**Exercise objective**
Pictures in the listing should not be copied. Reproduce, word for word, each line from the one holding "Output the text content of this document." through the final line.

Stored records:
○ ○ ○ ○
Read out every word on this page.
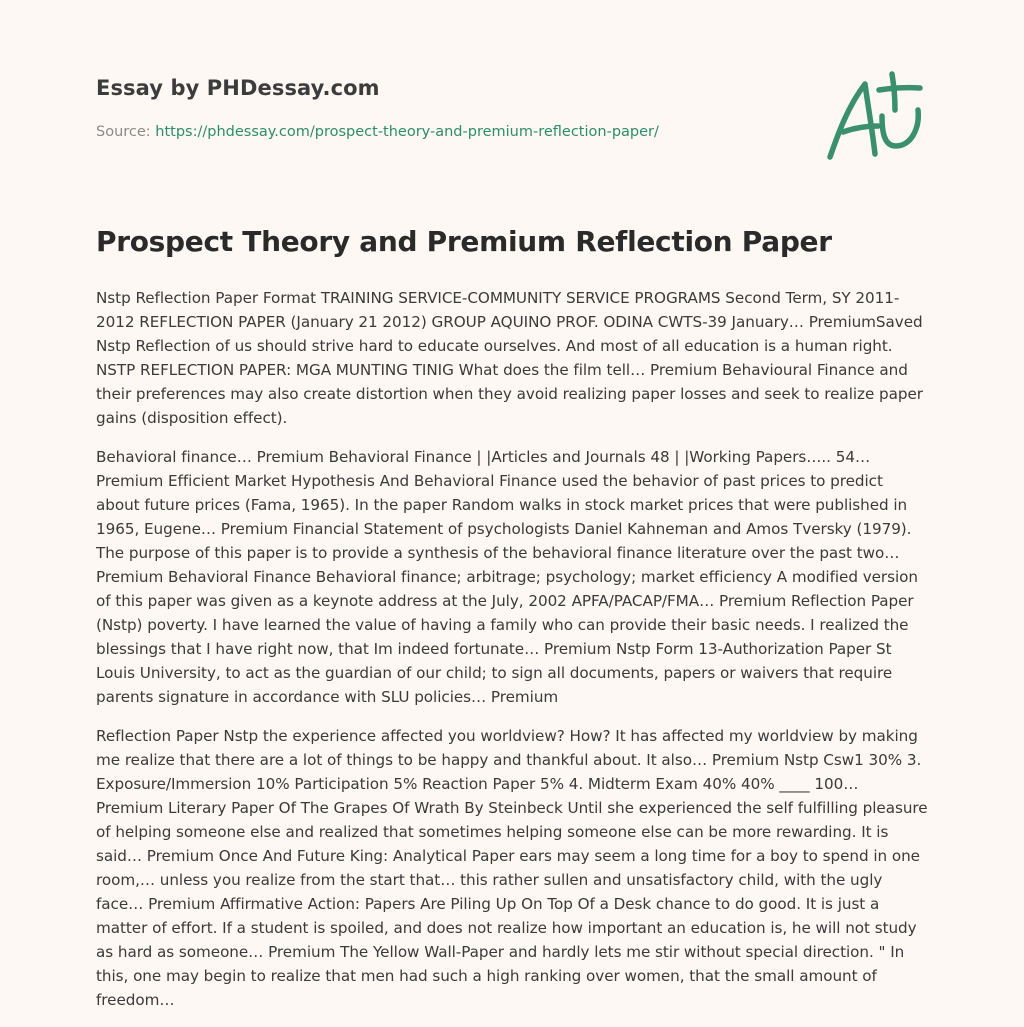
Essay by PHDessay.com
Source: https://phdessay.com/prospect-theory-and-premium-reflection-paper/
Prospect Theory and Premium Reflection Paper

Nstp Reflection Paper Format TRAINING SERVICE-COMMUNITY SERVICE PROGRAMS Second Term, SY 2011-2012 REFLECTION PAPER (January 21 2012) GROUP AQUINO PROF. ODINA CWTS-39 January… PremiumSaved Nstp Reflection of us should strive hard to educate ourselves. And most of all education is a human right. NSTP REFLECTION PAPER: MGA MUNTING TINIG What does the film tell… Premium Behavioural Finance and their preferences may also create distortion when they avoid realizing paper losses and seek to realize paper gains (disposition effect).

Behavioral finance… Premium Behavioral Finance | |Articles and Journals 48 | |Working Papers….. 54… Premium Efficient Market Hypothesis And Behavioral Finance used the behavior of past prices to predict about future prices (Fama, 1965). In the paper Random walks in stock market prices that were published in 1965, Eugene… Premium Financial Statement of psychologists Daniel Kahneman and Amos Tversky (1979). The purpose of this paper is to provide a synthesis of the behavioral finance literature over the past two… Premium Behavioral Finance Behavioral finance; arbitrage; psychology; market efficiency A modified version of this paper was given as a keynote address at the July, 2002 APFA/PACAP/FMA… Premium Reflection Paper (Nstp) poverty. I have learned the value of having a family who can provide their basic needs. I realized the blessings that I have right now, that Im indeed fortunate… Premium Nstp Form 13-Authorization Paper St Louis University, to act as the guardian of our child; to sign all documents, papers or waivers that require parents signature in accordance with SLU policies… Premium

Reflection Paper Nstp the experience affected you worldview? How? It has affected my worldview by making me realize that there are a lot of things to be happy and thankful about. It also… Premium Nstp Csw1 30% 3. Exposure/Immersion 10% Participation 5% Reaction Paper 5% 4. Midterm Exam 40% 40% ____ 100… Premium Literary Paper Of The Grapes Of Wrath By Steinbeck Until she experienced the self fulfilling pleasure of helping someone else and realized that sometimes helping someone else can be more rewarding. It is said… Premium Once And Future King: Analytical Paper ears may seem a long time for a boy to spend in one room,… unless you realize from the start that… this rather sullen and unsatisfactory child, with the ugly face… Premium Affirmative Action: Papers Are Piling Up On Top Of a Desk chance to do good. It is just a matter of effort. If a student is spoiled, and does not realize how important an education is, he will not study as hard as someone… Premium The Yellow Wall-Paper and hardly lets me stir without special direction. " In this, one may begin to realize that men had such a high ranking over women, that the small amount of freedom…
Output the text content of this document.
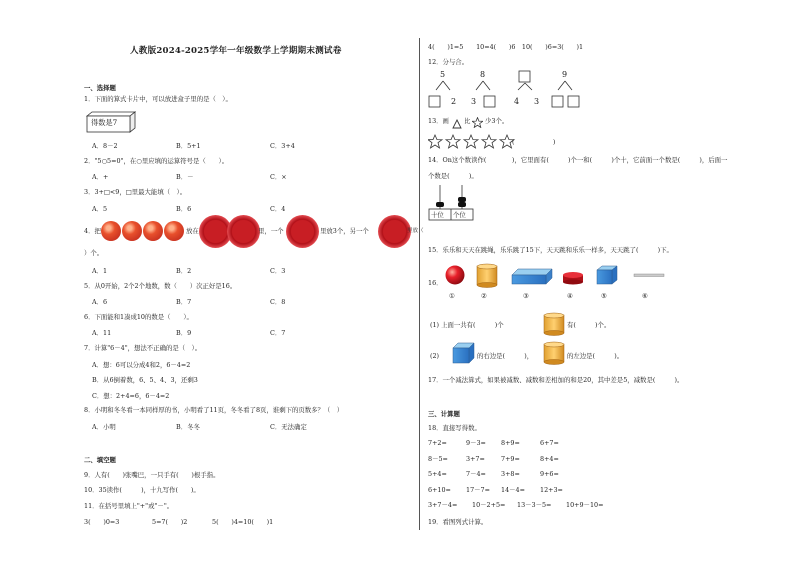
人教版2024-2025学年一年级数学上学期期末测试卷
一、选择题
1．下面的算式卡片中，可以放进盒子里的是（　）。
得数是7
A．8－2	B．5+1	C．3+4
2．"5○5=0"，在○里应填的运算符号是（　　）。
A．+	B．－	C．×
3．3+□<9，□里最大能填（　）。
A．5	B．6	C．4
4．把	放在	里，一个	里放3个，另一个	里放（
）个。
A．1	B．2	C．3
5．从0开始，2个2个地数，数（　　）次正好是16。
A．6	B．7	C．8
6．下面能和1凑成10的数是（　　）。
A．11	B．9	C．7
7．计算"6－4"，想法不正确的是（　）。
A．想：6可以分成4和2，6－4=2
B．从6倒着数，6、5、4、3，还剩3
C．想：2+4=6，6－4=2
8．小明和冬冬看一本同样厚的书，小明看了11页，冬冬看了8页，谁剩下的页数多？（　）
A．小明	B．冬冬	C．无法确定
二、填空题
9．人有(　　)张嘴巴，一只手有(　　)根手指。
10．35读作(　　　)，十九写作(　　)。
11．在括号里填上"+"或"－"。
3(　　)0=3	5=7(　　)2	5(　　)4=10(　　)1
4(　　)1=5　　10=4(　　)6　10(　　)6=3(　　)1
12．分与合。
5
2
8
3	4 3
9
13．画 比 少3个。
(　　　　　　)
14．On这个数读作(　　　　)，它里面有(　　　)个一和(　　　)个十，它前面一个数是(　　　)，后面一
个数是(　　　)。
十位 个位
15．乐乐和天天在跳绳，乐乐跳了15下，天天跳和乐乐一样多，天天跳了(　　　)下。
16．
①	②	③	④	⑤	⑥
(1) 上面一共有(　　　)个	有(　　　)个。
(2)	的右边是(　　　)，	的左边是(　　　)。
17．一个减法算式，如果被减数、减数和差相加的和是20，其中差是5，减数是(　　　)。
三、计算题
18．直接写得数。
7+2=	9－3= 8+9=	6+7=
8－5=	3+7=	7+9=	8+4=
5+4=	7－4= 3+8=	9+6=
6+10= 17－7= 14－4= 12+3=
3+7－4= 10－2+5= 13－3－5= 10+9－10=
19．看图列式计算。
○ ○ ○ ○
**The output**
Output the text content of this document.
人教版2024-2025学年一年级数学上学期期末测试卷
一、选择题
1．下面的算式卡片中，可以放进盒子里的是（　）。
得数是7
A．8－2	B．5+1	C．3+4
2．"5○5=0"，在○里应填的运算符号是（　　）。
A．+	B．－	C．×
3．3+□<9，□里最大能填（　）。
A．5	B．6	C．4
4．把	放在	里，一个	里放3个，另一个	里放（
）个。
A．1	B．2	C．3
5．从0开始，2个2个地数，数（　　）次正好是16。
A．6	B．7	C．8
6．下面能和1凑成10的数是（　　）。
A．11	B．9	C．7
7．计算"6－4"，想法不正确的是（　）。
A．想：6可以分成4和2，6－4=2
B．从6倒着数，6、5、4、3，还剩3
C．想：2+4=6，6－4=2
8．小明和冬冬看一本同样厚的书，小明看了11页，冬冬看了8页，谁剩下的页数多？（　）
A．小明	B．冬冬	C．无法确定
二、填空题
9．人有(　　)张嘴巴，一只手有(　　)根手指。
10．35读作(　　　)，十九写作(　　)。
11．在括号里填上"+"或"－"。
3(　　)0=3	5=7(　　)2	5(　　)4=10(　　)1
4(　　)1=5　　10=4(　　)6　10(　　)6=3(　　)1
12．分与合。
5
2
8
3	4 3
9
13．画 比 少3个。
(　　　　　　)
14．On这个数读作(　　　　)，它里面有(　　　)个一和(　　　)个十，它前面一个数是(　　　)，后面一
个数是(　　　)。
十位 个位
15．乐乐和天天在跳绳，乐乐跳了15下，天天跳和乐乐一样多，天天跳了(　　　)下。
16．
①	②	③	④	⑤	⑥
(1) 上面一共有(　　　)个	有(　　　)个。
(2)	的右边是(　　　)，	的左边是(　　　)。
17．一个减法算式，如果被减数、减数和差相加的和是20，其中差是5，减数是(　　　)。
三、计算题
18．直接写得数。
7+2=	9－3= 8+9=	6+7=
8－5=	3+7=	7+9=	8+4=
5+4=	7－4= 3+8=	9+6=
6+10= 17－7= 14－4= 12+3=
3+7－4= 10－2+5= 13－3－5= 10+9－10=
19．看图列式计算。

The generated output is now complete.